Recorded data
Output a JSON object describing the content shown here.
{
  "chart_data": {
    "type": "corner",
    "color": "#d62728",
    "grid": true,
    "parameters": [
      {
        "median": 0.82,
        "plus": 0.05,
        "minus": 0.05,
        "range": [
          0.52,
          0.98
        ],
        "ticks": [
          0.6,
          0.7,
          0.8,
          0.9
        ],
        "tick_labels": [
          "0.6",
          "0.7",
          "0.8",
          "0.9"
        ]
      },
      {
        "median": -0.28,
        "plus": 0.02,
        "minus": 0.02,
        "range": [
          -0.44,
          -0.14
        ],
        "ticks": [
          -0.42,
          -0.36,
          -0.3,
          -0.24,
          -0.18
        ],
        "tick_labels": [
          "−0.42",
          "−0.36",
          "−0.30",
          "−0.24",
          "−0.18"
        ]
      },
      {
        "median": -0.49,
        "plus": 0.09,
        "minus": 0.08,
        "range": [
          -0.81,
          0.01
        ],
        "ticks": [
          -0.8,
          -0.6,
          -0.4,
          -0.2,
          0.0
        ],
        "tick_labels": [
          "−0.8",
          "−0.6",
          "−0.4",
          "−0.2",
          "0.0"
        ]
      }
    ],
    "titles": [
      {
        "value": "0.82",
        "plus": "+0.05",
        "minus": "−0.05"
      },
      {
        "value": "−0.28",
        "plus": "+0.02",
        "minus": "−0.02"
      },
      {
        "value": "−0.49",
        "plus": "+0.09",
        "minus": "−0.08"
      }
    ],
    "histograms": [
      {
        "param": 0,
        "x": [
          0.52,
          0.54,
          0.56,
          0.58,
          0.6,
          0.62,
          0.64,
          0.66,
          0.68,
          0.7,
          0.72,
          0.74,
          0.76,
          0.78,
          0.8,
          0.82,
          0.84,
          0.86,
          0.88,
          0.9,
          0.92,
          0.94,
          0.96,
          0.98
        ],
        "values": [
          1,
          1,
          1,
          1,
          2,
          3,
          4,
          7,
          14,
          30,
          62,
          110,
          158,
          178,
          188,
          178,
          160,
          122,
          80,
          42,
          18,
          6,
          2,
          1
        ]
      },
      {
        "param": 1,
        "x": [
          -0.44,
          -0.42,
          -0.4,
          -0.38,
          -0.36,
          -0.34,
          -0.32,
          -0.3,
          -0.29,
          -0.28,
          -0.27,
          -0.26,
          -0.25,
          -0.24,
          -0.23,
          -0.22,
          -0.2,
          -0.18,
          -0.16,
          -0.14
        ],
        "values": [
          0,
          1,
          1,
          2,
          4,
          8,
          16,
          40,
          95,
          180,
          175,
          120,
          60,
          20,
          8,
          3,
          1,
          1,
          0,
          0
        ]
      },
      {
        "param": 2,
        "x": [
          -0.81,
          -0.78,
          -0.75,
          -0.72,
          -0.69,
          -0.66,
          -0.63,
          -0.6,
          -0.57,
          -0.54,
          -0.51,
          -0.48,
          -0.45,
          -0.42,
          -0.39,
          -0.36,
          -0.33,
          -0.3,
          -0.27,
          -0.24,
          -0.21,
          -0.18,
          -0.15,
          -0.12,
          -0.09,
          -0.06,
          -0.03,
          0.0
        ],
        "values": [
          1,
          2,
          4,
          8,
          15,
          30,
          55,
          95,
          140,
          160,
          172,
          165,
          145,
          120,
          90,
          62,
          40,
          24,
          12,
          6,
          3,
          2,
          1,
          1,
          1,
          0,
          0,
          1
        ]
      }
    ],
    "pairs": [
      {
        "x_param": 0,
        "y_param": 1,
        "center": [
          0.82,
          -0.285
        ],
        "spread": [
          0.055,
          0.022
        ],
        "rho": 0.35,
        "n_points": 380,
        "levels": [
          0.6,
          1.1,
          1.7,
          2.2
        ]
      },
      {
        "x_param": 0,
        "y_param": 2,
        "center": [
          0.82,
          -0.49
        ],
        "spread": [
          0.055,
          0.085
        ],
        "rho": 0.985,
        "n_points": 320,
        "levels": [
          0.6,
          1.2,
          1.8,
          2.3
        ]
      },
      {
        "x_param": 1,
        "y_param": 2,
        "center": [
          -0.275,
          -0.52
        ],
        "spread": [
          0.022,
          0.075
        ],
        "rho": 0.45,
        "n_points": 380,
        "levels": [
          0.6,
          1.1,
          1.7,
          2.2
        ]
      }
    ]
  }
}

- What you have to do
All of the entries above must be quoted exactly.

- Answer to the exercise
Output a JSON object describing the content shown here.
{
  "chart_data": {
    "type": "corner",
    "color": "#d62728",
    "grid": true,
    "parameters": [
      {
        "median": 0.82,
        "plus": 0.05,
        "minus": 0.05,
        "range": [
          0.52,
          0.98
        ],
        "ticks": [
          0.6,
          0.7,
          0.8,
          0.9
        ],
        "tick_labels": [
          "0.6",
          "0.7",
          "0.8",
          "0.9"
        ]
      },
      {
        "median": -0.28,
        "plus": 0.02,
        "minus": 0.02,
        "range": [
          -0.44,
          -0.14
        ],
        "ticks": [
          -0.42,
          -0.36,
          -0.3,
          -0.24,
          -0.18
        ],
        "tick_labels": [
          "−0.42",
          "−0.36",
          "−0.30",
          "−0.24",
          "−0.18"
        ]
      },
      {
        "median": -0.49,
        "plus": 0.09,
        "minus": 0.08,
        "range": [
          -0.81,
          0.01
        ],
        "ticks": [
          -0.8,
          -0.6,
          -0.4,
          -0.2,
          0.0
        ],
        "tick_labels": [
          "−0.8",
          "−0.6",
          "−0.4",
          "−0.2",
          "0.0"
        ]
      }
    ],
    "titles": [
      {
        "value": "0.82",
        "plus": "+0.05",
        "minus": "−0.05"
      },
      {
        "value": "−0.28",
        "plus": "+0.02",
        "minus": "−0.02"
      },
      {
        "value": "−0.49",
        "plus": "+0.09",
        "minus": "−0.08"
      }
    ],
    "histograms": [
      {
        "param": 0,
        "x": [
          0.52,
          0.54,
          0.56,
          0.58,
          0.6,
          0.62,
          0.64,
          0.66,
          0.68,
          0.7,
          0.72,
          0.74,
          0.76,
          0.78,
          0.8,
          0.82,
          0.84,
          0.86,
          0.88,
          0.9,
          0.92,
          0.94,
          0.96,
          0.98
        ],
        "values": [
          1,
          1,
          1,
          1,
          2,
          3,
          4,
          7,
          14,
          30,
          62,
          110,
          158,
          178,
          188,
          178,
          160,
          122,
          80,
          42,
          18,
          6,
          2,
          1
        ]
      },
      {
        "param": 1,
        "x": [
          -0.44,
          -0.42,
          -0.4,
          -0.38,
          -0.36,
          -0.34,
          -0.32,
          -0.3,
          -0.29,
          -0.28,
          -0.27,
          -0.26,
          -0.25,
          -0.24,
          -0.23,
          -0.22,
          -0.2,
          -0.18,
          -0.16,
          -0.14
        ],
        "values": [
          0,
          1,
          1,
          2,
          4,
          8,
          16,
          40,
          95,
          180,
          175,
          120,
          60,
          20,
          8,
          3,
          1,
          1,
          0,
          0
        ]
      },
      {
        "param": 2,
        "x": [
          -0.81,
          -0.78,
          -0.75,
          -0.72,
          -0.69,
          -0.66,
          -0.63,
          -0.6,
          -0.57,
          -0.54,
          -0.51,
          -0.48,
          -0.45,
          -0.42,
          -0.39,
          -0.36,
          -0.33,
          -0.3,
          -0.27,
          -0.24,
          -0.21,
          -0.18,
          -0.15,
          -0.12,
          -0.09,
          -0.06,
          -0.03,
          0.0
        ],
        "values": [
          1,
          2,
          4,
          8,
          15,
          30,
          55,
          95,
          140,
          160,
          172,
          165,
          145,
          120,
          90,
          62,
          40,
          24,
          12,
          6,
          3,
          2,
          1,
          1,
          1,
          0,
          0,
          1
        ]
      }
    ],
    "pairs": [
      {
        "x_param": 0,
        "y_param": 1,
        "center": [
          0.82,
          -0.285
        ],
        "spread": [
          0.055,
          0.022
        ],
        "rho": 0.35,
        "n_points": 380,
        "levels": [
          0.6,
          1.1,
          1.7,
          2.2
        ]
      },
      {
        "x_param": 0,
        "y_param": 2,
        "center": [
          0.82,
          -0.49
        ],
        "spread": [
          0.055,
          0.085
        ],
        "rho": 0.985,
        "n_points": 320,
        "levels": [
          0.6,
          1.2,
          1.8,
          2.3
        ]
      },
      {
        "x_param": 1,
        "y_param": 2,
        "center": [
          -0.275,
          -0.52
        ],
        "spread": [
          0.022,
          0.075
        ],
        "rho": 0.45,
        "n_points": 380,
        "levels": [
          0.6,
          1.1,
          1.7,
          2.2
        ]
      }
    ]
  }
}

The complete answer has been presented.